> **Goal of the exercise**: Produce an exact copy of all the data below, dropping every image.

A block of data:
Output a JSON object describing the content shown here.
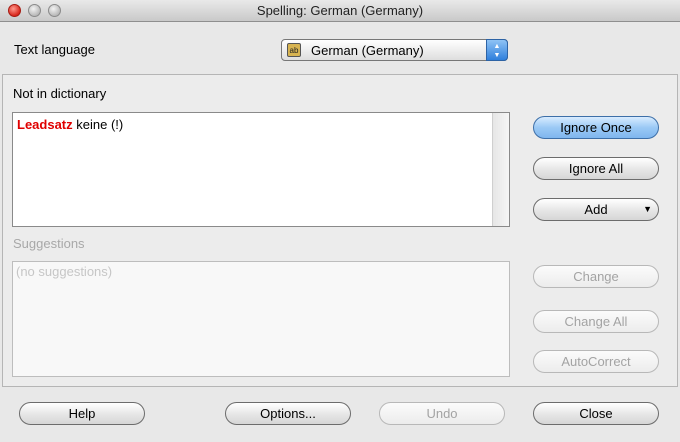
{
  "window": {
    "title": "Spelling: German (Germany)"
  },
  "language": {
    "label": "Text language",
    "selected": "German (Germany)",
    "icon_text": "ab",
    "icon": "language-flag-icon"
  },
  "not_in_dictionary": {
    "label": "Not in dictionary",
    "word": "Leadsatz",
    "context": " keine (!)"
  },
  "suggestions": {
    "label": "Suggestions",
    "placeholder": "(no suggestions)"
  },
  "buttons": {
    "ignore_once": "Ignore Once",
    "ignore_all": "Ignore All",
    "add": "Add",
    "add_arrow": "▼",
    "change": "Change",
    "change_all": "Change All",
    "autocorrect": "AutoCorrect",
    "help": "Help",
    "options": "Options...",
    "undo": "Undo",
    "close": "Close"
  },
  "colors": {
    "misspelled": "#e00000",
    "accent": "#7fb6ee"
  }
}
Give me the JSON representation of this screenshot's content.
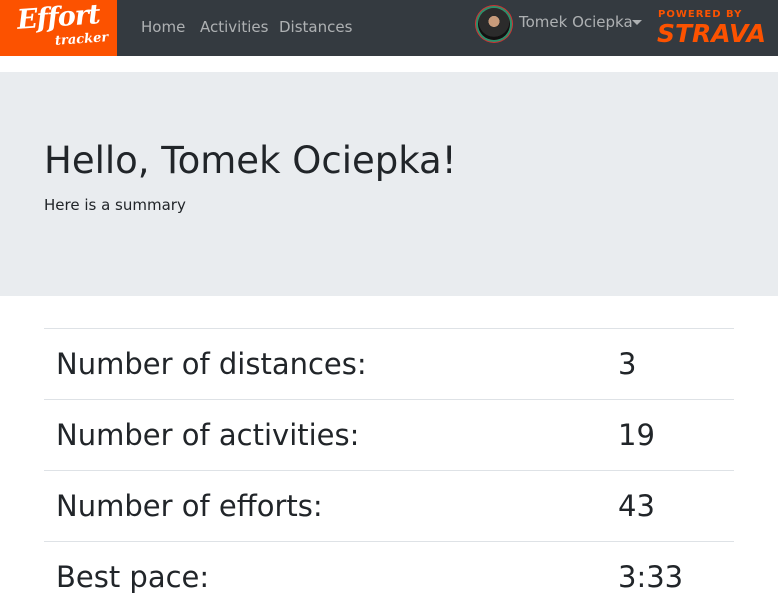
{
  "nav": {
    "brand_top": "Effort",
    "brand_bottom": "tracker",
    "links": [
      {
        "label": "Home"
      },
      {
        "label": "Activities"
      },
      {
        "label": "Distances"
      }
    ],
    "user_name": "Tomek Ociepka",
    "powered_by": "POWERED BY",
    "strava": "STRAVA",
    "colors": {
      "navbar": "#343a40",
      "brand": "#fc5200"
    }
  },
  "hero": {
    "greeting": "Hello, Tomek Ociepka!",
    "subtitle": "Here is a summary"
  },
  "stats": [
    {
      "label": "Number of distances:",
      "value": "3"
    },
    {
      "label": "Number of activities:",
      "value": "19"
    },
    {
      "label": "Number of efforts:",
      "value": "43"
    },
    {
      "label": "Best pace:",
      "value": "3:33"
    }
  ]
}
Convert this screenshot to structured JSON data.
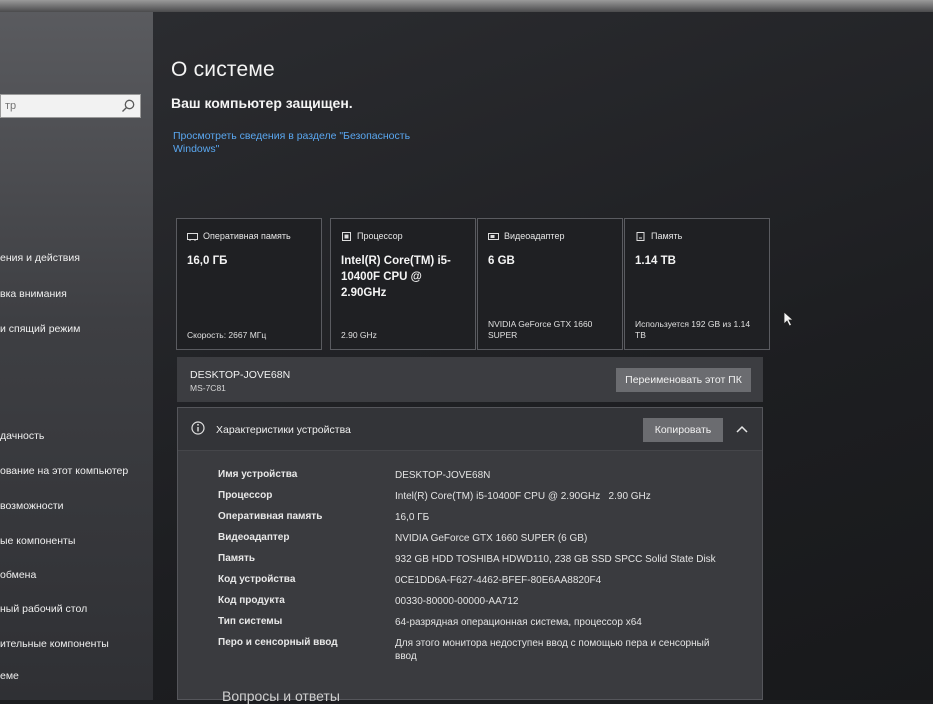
{
  "sidebar": {
    "search_placeholder": "тр",
    "items": [
      {
        "label": "ения и действия"
      },
      {
        "label": "вка внимания"
      },
      {
        "label": "и спящий режим"
      },
      {
        "label": "дачность"
      },
      {
        "label": "ование на этот компьютер"
      },
      {
        "label": "возможности"
      },
      {
        "label": "ые компоненты"
      },
      {
        "label": "обмена"
      },
      {
        "label": "ный рабочий стол"
      },
      {
        "label": "ительные компоненты"
      },
      {
        "label": "еме"
      }
    ]
  },
  "header": {
    "title": "О системе",
    "protection_status": "Ваш компьютер защищен.",
    "security_link": "Просмотреть сведения в разделе \"Безопасность Windows\""
  },
  "cards": [
    {
      "icon": "memory-icon",
      "title": "Оперативная память",
      "value": "16,0 ГБ",
      "footer": "Скорость: 2667 МГц"
    },
    {
      "icon": "processor-icon",
      "title": "Процессор",
      "value": "Intel(R) Core(TM) i5-10400F CPU @ 2.90GHz",
      "footer": "2.90 GHz"
    },
    {
      "icon": "video-adapter-icon",
      "title": "Видеоадаптер",
      "value": "6 GB",
      "footer": "NVIDIA GeForce GTX 1660 SUPER"
    },
    {
      "icon": "storage-icon",
      "title": "Память",
      "value": "1.14 TB",
      "footer": "Используется 192 GB из 1.14 TB"
    }
  ],
  "device": {
    "name": "DESKTOP-JOVE68N",
    "model": "MS-7C81",
    "rename_label": "Переименовать этот ПК"
  },
  "specs": {
    "title": "Характеристики устройства",
    "copy_label": "Копировать",
    "rows": [
      {
        "label": "Имя устройства",
        "value": "DESKTOP-JOVE68N"
      },
      {
        "label": "Процессор",
        "value": "Intel(R) Core(TM) i5-10400F CPU @ 2.90GHz   2.90 GHz"
      },
      {
        "label": "Оперативная память",
        "value": "16,0 ГБ"
      },
      {
        "label": "Видеоадаптер",
        "value": "NVIDIA GeForce GTX 1660 SUPER (6 GB)"
      },
      {
        "label": "Память",
        "value": "932 GB HDD TOSHIBA HDWD110, 238 GB SSD SPCC Solid State Disk"
      },
      {
        "label": "Код устройства",
        "value": "0CE1DD6A-F627-4462-BFEF-80E6AA8820F4"
      },
      {
        "label": "Код продукта",
        "value": "00330-80000-00000-AA712"
      },
      {
        "label": "Тип системы",
        "value": "64-разрядная операционная система, процессор x64"
      },
      {
        "label": "Перо и сенсорный ввод",
        "value": "Для этого монитора недоступен ввод с помощью пера и сенсорный ввод"
      }
    ]
  },
  "footer": {
    "qa_title": "Вопросы и ответы"
  },
  "colors": {
    "link": "#5aa7f0",
    "background": "#1c1d20",
    "button": "#6b6c70"
  }
}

> **Solved problem**:
Output a JSON object describing the content shown here.
{
  "window": {
    "title": "Spelling: German (Germany)"
  },
  "language": {
    "label": "Text language",
    "selected": "German (Germany)",
    "icon_text": "ab",
    "icon": "language-flag-icon"
  },
  "not_in_dictionary": {
    "label": "Not in dictionary",
    "word": "Leadsatz",
    "context": " keine (!)"
  },
  "suggestions": {
    "label": "Suggestions",
    "placeholder": "(no suggestions)"
  },
  "buttons": {
    "ignore_once": "Ignore Once",
    "ignore_all": "Ignore All",
    "add": "Add",
    "add_arrow": "▼",
    "change": "Change",
    "change_all": "Change All",
    "autocorrect": "AutoCorrect",
    "help": "Help",
    "options": "Options...",
    "undo": "Undo",
    "close": "Close"
  },
  "colors": {
    "misspelled": "#e00000",
    "accent": "#7fb6ee"
  }
}
Give me the JSON representation of this screenshot's content.
{
  "nav": {
    "brand_top": "Effort",
    "brand_bottom": "tracker",
    "links": [
      {
        "label": "Home"
      },
      {
        "label": "Activities"
      },
      {
        "label": "Distances"
      }
    ],
    "user_name": "Tomek Ociepka",
    "powered_by": "POWERED BY",
    "strava": "STRAVA",
    "colors": {
      "navbar": "#343a40",
      "brand": "#fc5200"
    }
  },
  "hero": {
    "greeting": "Hello, Tomek Ociepka!",
    "subtitle": "Here is a summary"
  },
  "stats": [
    {
      "label": "Number of distances:",
      "value": "3"
    },
    {
      "label": "Number of activities:",
      "value": "19"
    },
    {
      "label": "Number of efforts:",
      "value": "43"
    },
    {
      "label": "Best pace:",
      "value": "3:33"
    }
  ]
}
Convert this screenshot to structured JSON data.
{
  "sidebar": {
    "search_placeholder": "тр",
    "items": [
      {
        "label": "ения и действия"
      },
      {
        "label": "вка внимания"
      },
      {
        "label": "и спящий режим"
      },
      {
        "label": "дачность"
      },
      {
        "label": "ование на этот компьютер"
      },
      {
        "label": "возможности"
      },
      {
        "label": "ые компоненты"
      },
      {
        "label": "обмена"
      },
      {
        "label": "ный рабочий стол"
      },
      {
        "label": "ительные компоненты"
      },
      {
        "label": "еме"
      }
    ]
  },
  "header": {
    "title": "О системе",
    "protection_status": "Ваш компьютер защищен.",
    "security_link": "Просмотреть сведения в разделе \"Безопасность Windows\""
  },
  "cards": [
    {
      "icon": "memory-icon",
      "title": "Оперативная память",
      "value": "16,0 ГБ",
      "footer": "Скорость: 2667 МГц"
    },
    {
      "icon": "processor-icon",
      "title": "Процессор",
      "value": "Intel(R) Core(TM) i5-10400F CPU @ 2.90GHz",
      "footer": "2.90 GHz"
    },
    {
      "icon": "video-adapter-icon",
      "title": "Видеоадаптер",
      "value": "6 GB",
      "footer": "NVIDIA GeForce GTX 1660 SUPER"
    },
    {
      "icon": "storage-icon",
      "title": "Память",
      "value": "1.14 TB",
      "footer": "Используется 192 GB из 1.14 TB"
    }
  ],
  "device": {
    "name": "DESKTOP-JOVE68N",
    "model": "MS-7C81",
    "rename_label": "Переименовать этот ПК"
  },
  "specs": {
    "title": "Характеристики устройства",
    "copy_label": "Копировать",
    "rows": [
      {
        "label": "Имя устройства",
        "value": "DESKTOP-JOVE68N"
      },
      {
        "label": "Процессор",
        "value": "Intel(R) Core(TM) i5-10400F CPU @ 2.90GHz   2.90 GHz"
      },
      {
        "label": "Оперативная память",
        "value": "16,0 ГБ"
      },
      {
        "label": "Видеоадаптер",
        "value": "NVIDIA GeForce GTX 1660 SUPER (6 GB)"
      },
      {
        "label": "Память",
        "value": "932 GB HDD TOSHIBA HDWD110, 238 GB SSD SPCC Solid State Disk"
      },
      {
        "label": "Код устройства",
        "value": "0CE1DD6A-F627-4462-BFEF-80E6AA8820F4"
      },
      {
        "label": "Код продукта",
        "value": "00330-80000-00000-AA712"
      },
      {
        "label": "Тип системы",
        "value": "64-разрядная операционная система, процессор x64"
      },
      {
        "label": "Перо и сенсорный ввод",
        "value": "Для этого монитора недоступен ввод с помощью пера и сенсорный ввод"
      }
    ]
  },
  "footer": {
    "qa_title": "Вопросы и ответы"
  },
  "colors": {
    "link": "#5aa7f0",
    "background": "#1c1d20",
    "button": "#6b6c70"
  }
}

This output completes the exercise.